Quote the listing below word for word, starting at the line that contains "Give me the" and stopping after the line that contains "y-tick-label: 66 <box>67 166 100 196</box>".

-- Records for this task --
▬▬▬▬▬▬
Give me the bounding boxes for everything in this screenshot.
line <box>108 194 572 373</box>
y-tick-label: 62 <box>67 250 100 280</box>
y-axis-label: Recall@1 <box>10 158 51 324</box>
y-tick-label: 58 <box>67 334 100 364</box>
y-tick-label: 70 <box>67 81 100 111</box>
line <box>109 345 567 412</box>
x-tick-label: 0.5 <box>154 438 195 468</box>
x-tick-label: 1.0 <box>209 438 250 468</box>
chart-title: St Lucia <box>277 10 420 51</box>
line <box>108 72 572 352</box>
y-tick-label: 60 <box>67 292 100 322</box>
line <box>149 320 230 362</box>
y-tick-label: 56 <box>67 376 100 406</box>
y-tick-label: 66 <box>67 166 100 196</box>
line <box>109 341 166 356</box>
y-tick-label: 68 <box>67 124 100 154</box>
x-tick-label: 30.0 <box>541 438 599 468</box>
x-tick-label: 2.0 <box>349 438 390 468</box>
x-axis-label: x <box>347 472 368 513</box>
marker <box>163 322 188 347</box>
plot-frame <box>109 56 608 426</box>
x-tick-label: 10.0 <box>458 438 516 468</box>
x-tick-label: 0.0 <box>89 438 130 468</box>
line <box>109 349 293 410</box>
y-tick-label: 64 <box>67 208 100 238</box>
▬▬▬▬▬▬
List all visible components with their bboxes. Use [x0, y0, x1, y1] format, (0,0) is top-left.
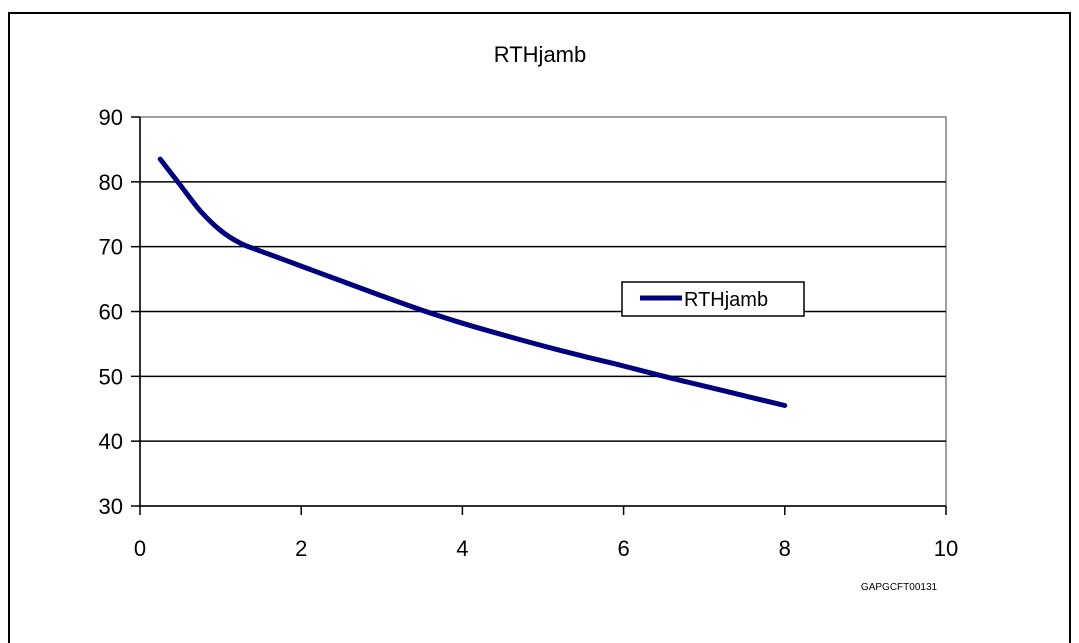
▬▬▬▬▬▬
-- Exercise answer --
Give me the bounding boxes for everything in this screenshot.
line <box>108 194 572 373</box>
y-tick-label: 62 <box>67 250 100 280</box>
y-axis-label: Recall@1 <box>10 158 51 324</box>
y-tick-label: 58 <box>67 334 100 364</box>
y-tick-label: 70 <box>67 81 100 111</box>
line <box>109 345 567 412</box>
x-tick-label: 0.5 <box>154 438 195 468</box>
x-tick-label: 1.0 <box>209 438 250 468</box>
chart-title: St Lucia <box>277 10 420 51</box>
line <box>108 72 572 352</box>
y-tick-label: 60 <box>67 292 100 322</box>
line <box>149 320 230 362</box>
y-tick-label: 56 <box>67 376 100 406</box>
y-tick-label: 66 <box>67 166 100 196</box>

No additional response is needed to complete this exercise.